→ Written request:
What is the number of lines containing the word "оказании"? Give that number alone.
──────────────────────────────
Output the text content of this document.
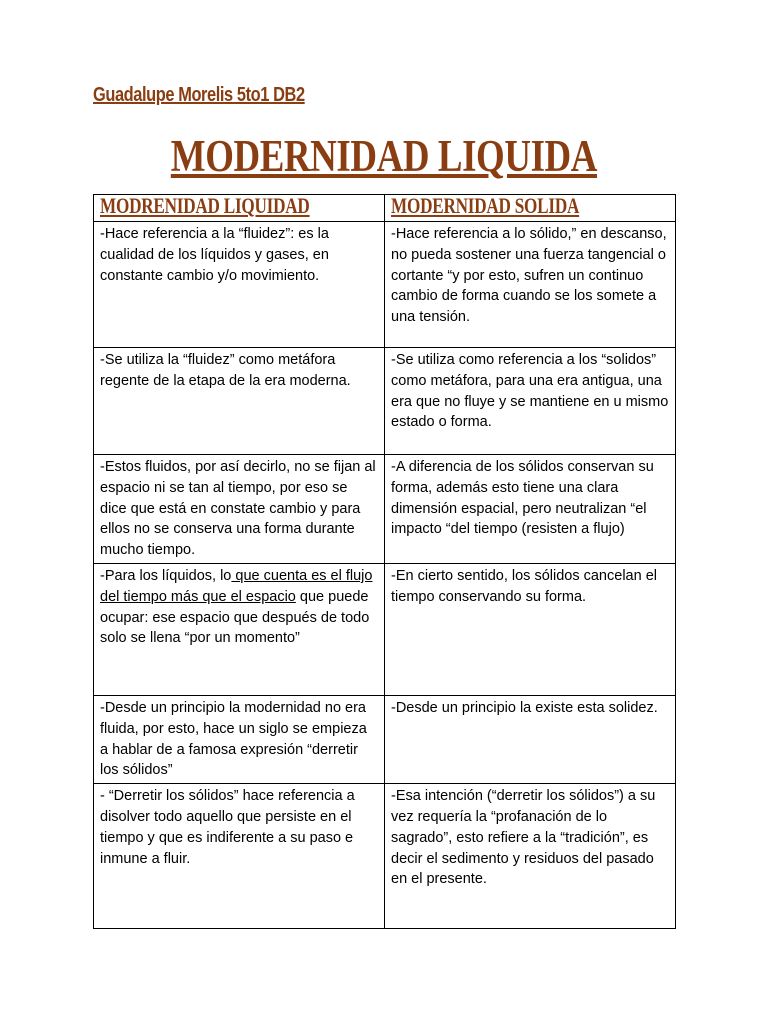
Guadalupe Morelis 5to1 DB2
MODERNIDAD LIQUIDA
MODRENIDAD LIQUIDAD	MODERNIDAD SOLIDA
-Hace referencia a la “fluidez”: es la cualidad de los líquidos y gases, en constante cambio y/o movimiento.	-Hace referencia a lo sólido,” en descanso, no pueda sostener una fuerza tangencial o cortante “y por esto, sufren un continuo cambio de forma cuando se los somete a una tensión.
-Se utiliza la “fluidez” como metáfora regente de la etapa de la era moderna.	-Se utiliza como referencia a los “solidos” como metáfora, para una era antigua, una era que no fluye y se mantiene en u mismo estado o forma.
-Estos fluidos, por así decirlo, no se fijan al espacio ni se tan al tiempo, por eso se dice que está en constate cambio y para ellos no se conserva una forma durante mucho tiempo.	-A diferencia de los sólidos conservan su forma, además esto tiene una clara dimensión espacial, pero neutralizan “el impacto “del tiempo (resisten a flujo)
-Para los líquidos, lo que cuenta es el flujo del tiempo más que el espacio que puede ocupar: ese espacio que después de todo solo se llena “por un momento”	-En cierto sentido, los sólidos cancelan el tiempo conservando su forma.
-Desde un principio la modernidad no era fluida, por esto, hace un siglo se empieza a hablar de a famosa expresión “derretir los sólidos”	-Desde un principio la existe esta solidez.
- “Derretir los sólidos” hace referencia a disolver todo aquello que persiste en el tiempo y que es indiferente a su paso e inmune a fluir.	-Esa intención (“derretir los sólidos”) a su vez requería la “profanación de lo sagrado”, esto refiere a la “tradición”, es decir el sedimento y residuos del pasado en el presente.
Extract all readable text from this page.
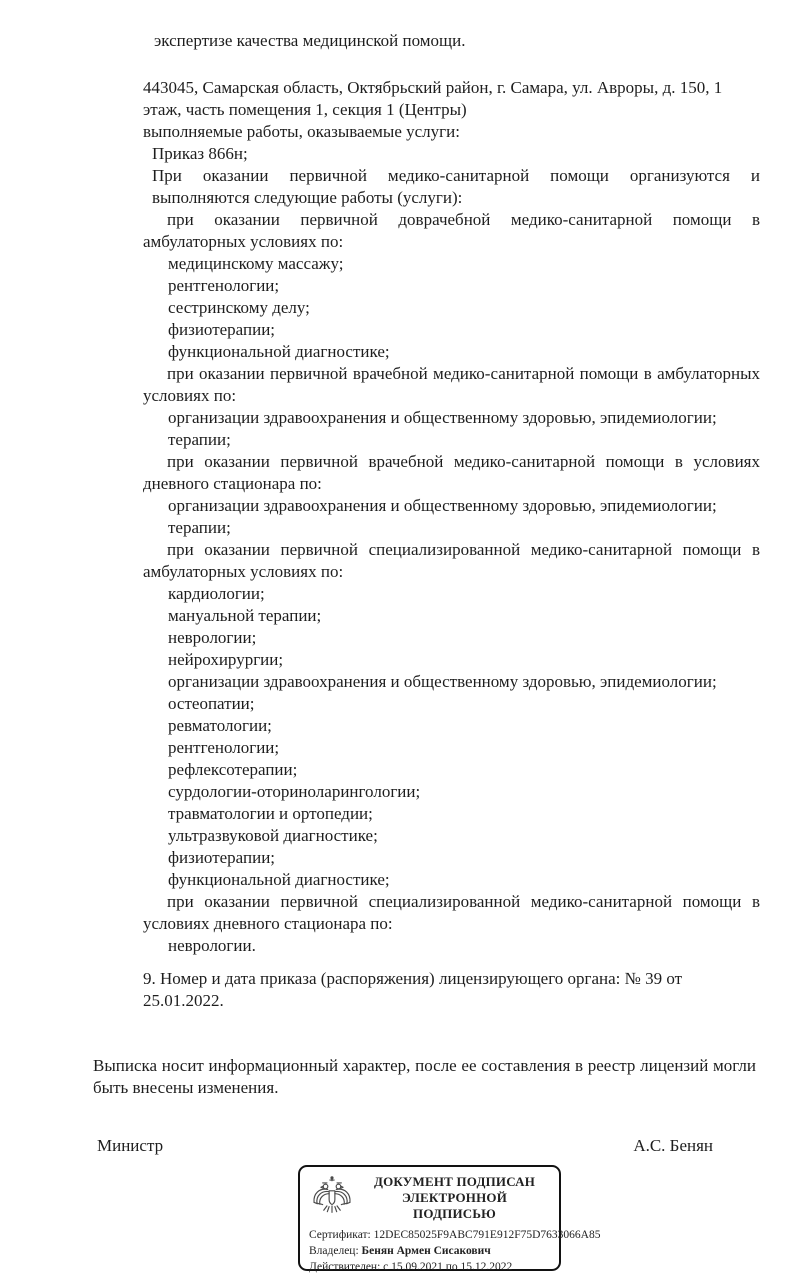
экспертизе качества медицинской помощи.

443045, Самарская область, Октябрьский район, г. Самара, ул. Авроры, д. 150, 1 этаж, часть помещения 1, секция 1 (Центры)

выполняемые работы, оказываемые услуги:

Приказ 866н;

При оказании первичной медико-санитарной помощи организуются и выполняются следующие работы (услуги):

при оказании первичной доврачебной медико-санитарной помощи в амбулаторных условиях по:

медицинскому массажу;

рентгенологии;

сестринскому делу;

физиотерапии;

функциональной диагностике;

при оказании первичной врачебной медико-санитарной помощи в амбулаторных условиях по:

организации здравоохранения и общественному здоровью, эпидемиологии;

терапии;

при оказании первичной врачебной медико-санитарной помощи в условиях дневного стационара по:

организации здравоохранения и общественному здоровью, эпидемиологии;

терапии;

при оказании первичной специализированной медико-санитарной помощи в амбулаторных условиях по:

кардиологии;

мануальной терапии;

неврологии;

нейрохирургии;

организации здравоохранения и общественному здоровью, эпидемиологии;

остеопатии;

ревматологии;

рентгенологии;

рефлексотерапии;

сурдологии-оториноларингологии;

травматологии и ортопедии;

ультразвуковой диагностике;

физиотерапии;

функциональной диагностике;

при оказании первичной специализированной медико-санитарной помощи в условиях дневного стационара по:

неврологии.

9. Номер и дата приказа (распоряжения) лицензирующего органа: № 39 от 25.01.2022.

Выписка носит информационный характер, после ее составления в реестр лицензий могли быть внесены изменения.

Министр	А.С. Бенян
ДОКУМЕНТ ПОДПИСАН
ЭЛЕКТРОННОЙ ПОДПИСЬЮ
Сертификат: 12DEC85025F9ABC791E912F75D7633066A85
Владелец: Бенян Армен Сисакович
Действителен: с 15.09.2021 по 15.12.2022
──────────────────────────────
→ Worked solution:
6